> _DIRECTIONS_: Search the data for the word "зоны" and copy every line that contains it.

Extracted records
Begin
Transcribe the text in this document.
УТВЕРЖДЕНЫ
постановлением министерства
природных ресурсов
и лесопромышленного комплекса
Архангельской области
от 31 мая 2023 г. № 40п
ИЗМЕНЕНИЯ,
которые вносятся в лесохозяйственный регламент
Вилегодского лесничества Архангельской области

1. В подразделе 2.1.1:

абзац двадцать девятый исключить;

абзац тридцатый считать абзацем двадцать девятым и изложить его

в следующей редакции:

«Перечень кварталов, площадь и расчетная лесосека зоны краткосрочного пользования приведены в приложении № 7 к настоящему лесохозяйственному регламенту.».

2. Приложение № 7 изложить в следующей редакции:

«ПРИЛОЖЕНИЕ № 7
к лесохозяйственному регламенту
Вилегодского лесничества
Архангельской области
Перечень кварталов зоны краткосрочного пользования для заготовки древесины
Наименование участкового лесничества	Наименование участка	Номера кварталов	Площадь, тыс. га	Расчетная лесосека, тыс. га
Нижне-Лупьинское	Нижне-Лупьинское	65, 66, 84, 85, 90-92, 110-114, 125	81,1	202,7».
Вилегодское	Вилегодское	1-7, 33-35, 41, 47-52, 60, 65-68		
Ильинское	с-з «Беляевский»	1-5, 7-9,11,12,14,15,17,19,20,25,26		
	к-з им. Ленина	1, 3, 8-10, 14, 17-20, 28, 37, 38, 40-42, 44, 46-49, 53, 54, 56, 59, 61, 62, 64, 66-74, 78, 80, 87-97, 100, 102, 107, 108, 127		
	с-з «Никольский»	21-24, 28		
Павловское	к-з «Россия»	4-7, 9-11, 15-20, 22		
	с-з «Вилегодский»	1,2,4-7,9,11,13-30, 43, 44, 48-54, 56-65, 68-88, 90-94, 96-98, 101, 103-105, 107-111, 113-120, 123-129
End
> _SOLUTION_:
«Перечень кварталов, площадь и расчетная лесосека зоны краткосрочного пользования приведены в приложении № 7 к настоящему лесохозяйственному регламенту.».
Перечень кварталов зоны краткосрочного пользования для заготовки древесины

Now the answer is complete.